[What you have to do]
May I please have every record restated word for word, with the images left out?

[Exercise data]
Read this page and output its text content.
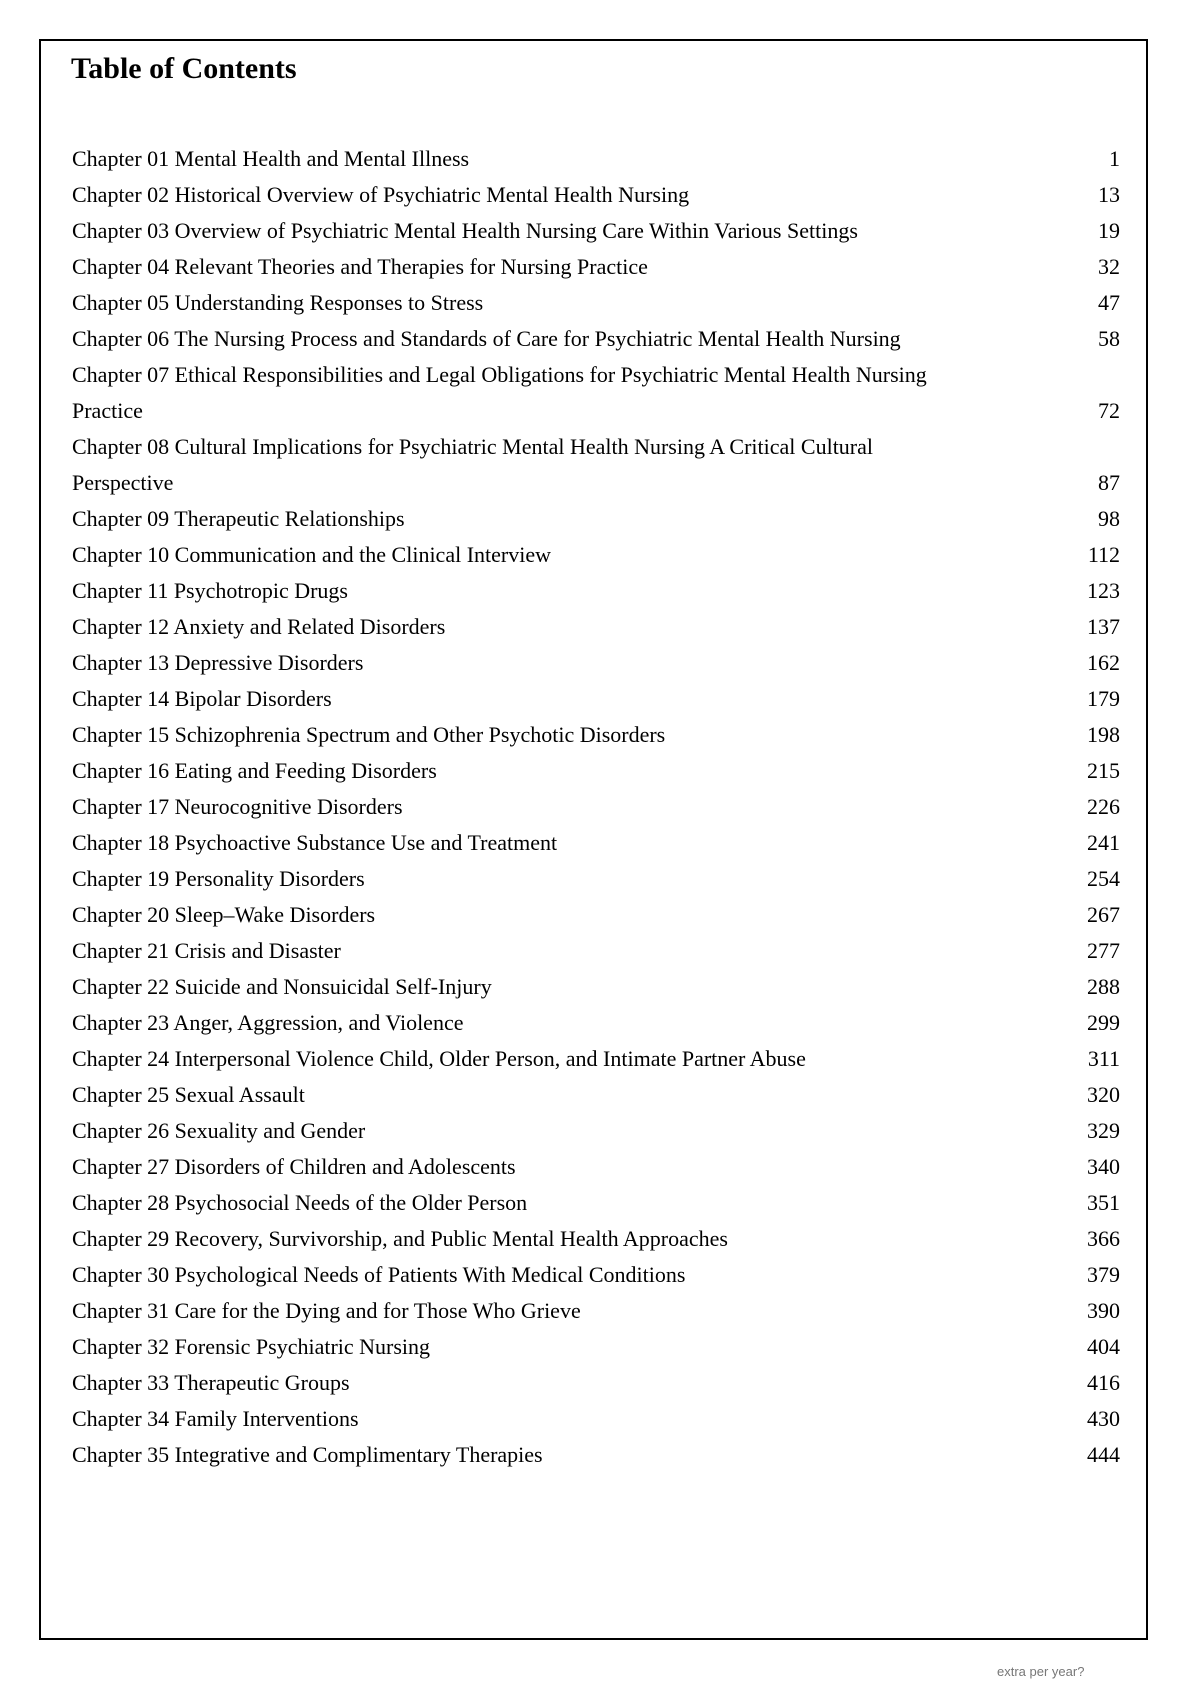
Table of Contents
Chapter 01 Mental Health and Mental Illness	1
Chapter 02 Historical Overview of Psychiatric Mental Health Nursing	13
Chapter 03 Overview of Psychiatric Mental Health Nursing Care Within Various Settings	19
Chapter 04 Relevant Theories and Therapies for Nursing Practice	32
Chapter 05 Understanding Responses to Stress	47
Chapter 06 The Nursing Process and Standards of Care for Psychiatric Mental Health Nursing	58
Chapter 07 Ethical Responsibilities and Legal Obligations for Psychiatric Mental Health Nursing Practice	72
Chapter 08 Cultural Implications for Psychiatric Mental Health Nursing A Critical Cultural Perspective	87
Chapter 09 Therapeutic Relationships	98
Chapter 10 Communication and the Clinical Interview	112
Chapter 11 Psychotropic Drugs	123
Chapter 12 Anxiety and Related Disorders	137
Chapter 13 Depressive Disorders	162
Chapter 14 Bipolar Disorders	179
Chapter 15 Schizophrenia Spectrum and Other Psychotic Disorders	198
Chapter 16 Eating and Feeding Disorders	215
Chapter 17 Neurocognitive Disorders	226
Chapter 18 Psychoactive Substance Use and Treatment	241
Chapter 19 Personality Disorders	254
Chapter 20 Sleep–Wake Disorders	267
Chapter 21 Crisis and Disaster	277
Chapter 22 Suicide and Nonsuicidal Self-Injury	288
Chapter 23 Anger, Aggression, and Violence	299
Chapter 24 Interpersonal Violence Child, Older Person, and Intimate Partner Abuse	311
Chapter 25 Sexual Assault	320
Chapter 26 Sexuality and Gender	329
Chapter 27 Disorders of Children and Adolescents	340
Chapter 28 Psychosocial Needs of the Older Person	351
Chapter 29 Recovery, Survivorship, and Public Mental Health Approaches	366
Chapter 30 Psychological Needs of Patients With Medical Conditions	379
Chapter 31 Care for the Dying and for Those Who Grieve	390
Chapter 32 Forensic Psychiatric Nursing	404
Chapter 33 Therapeutic Groups	416
Chapter 34 Family Interventions	430
Chapter 35 Integrative and Complimentary Therapies	444
extra per year?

[Solution for this exercise]
Read this page and output its text content.
Table of Contents
Chapter 01 Mental Health and Mental Illness	1
Chapter 02 Historical Overview of Psychiatric Mental Health Nursing	13
Chapter 03 Overview of Psychiatric Mental Health Nursing Care Within Various Settings	19
Chapter 04 Relevant Theories and Therapies for Nursing Practice	32
Chapter 05 Understanding Responses to Stress	47
Chapter 06 The Nursing Process and Standards of Care for Psychiatric Mental Health Nursing	58
Chapter 07 Ethical Responsibilities and Legal Obligations for Psychiatric Mental Health Nursing Practice	72
Chapter 08 Cultural Implications for Psychiatric Mental Health Nursing A Critical Cultural Perspective	87
Chapter 09 Therapeutic Relationships	98
Chapter 10 Communication and the Clinical Interview	112
Chapter 11 Psychotropic Drugs	123
Chapter 12 Anxiety and Related Disorders	137
Chapter 13 Depressive Disorders	162
Chapter 14 Bipolar Disorders	179
Chapter 15 Schizophrenia Spectrum and Other Psychotic Disorders	198
Chapter 16 Eating and Feeding Disorders	215
Chapter 17 Neurocognitive Disorders	226
Chapter 18 Psychoactive Substance Use and Treatment	241
Chapter 19 Personality Disorders	254
Chapter 20 Sleep–Wake Disorders	267
Chapter 21 Crisis and Disaster	277
Chapter 22 Suicide and Nonsuicidal Self-Injury	288
Chapter 23 Anger, Aggression, and Violence	299
Chapter 24 Interpersonal Violence Child, Older Person, and Intimate Partner Abuse	311
Chapter 25 Sexual Assault	320
Chapter 26 Sexuality and Gender	329
Chapter 27 Disorders of Children and Adolescents	340
Chapter 28 Psychosocial Needs of the Older Person	351
Chapter 29 Recovery, Survivorship, and Public Mental Health Approaches	366
Chapter 30 Psychological Needs of Patients With Medical Conditions	379
Chapter 31 Care for the Dying and for Those Who Grieve	390
Chapter 32 Forensic Psychiatric Nursing	404
Chapter 33 Therapeutic Groups	416
Chapter 34 Family Interventions	430
Chapter 35 Integrative and Complimentary Therapies	444
extra per year?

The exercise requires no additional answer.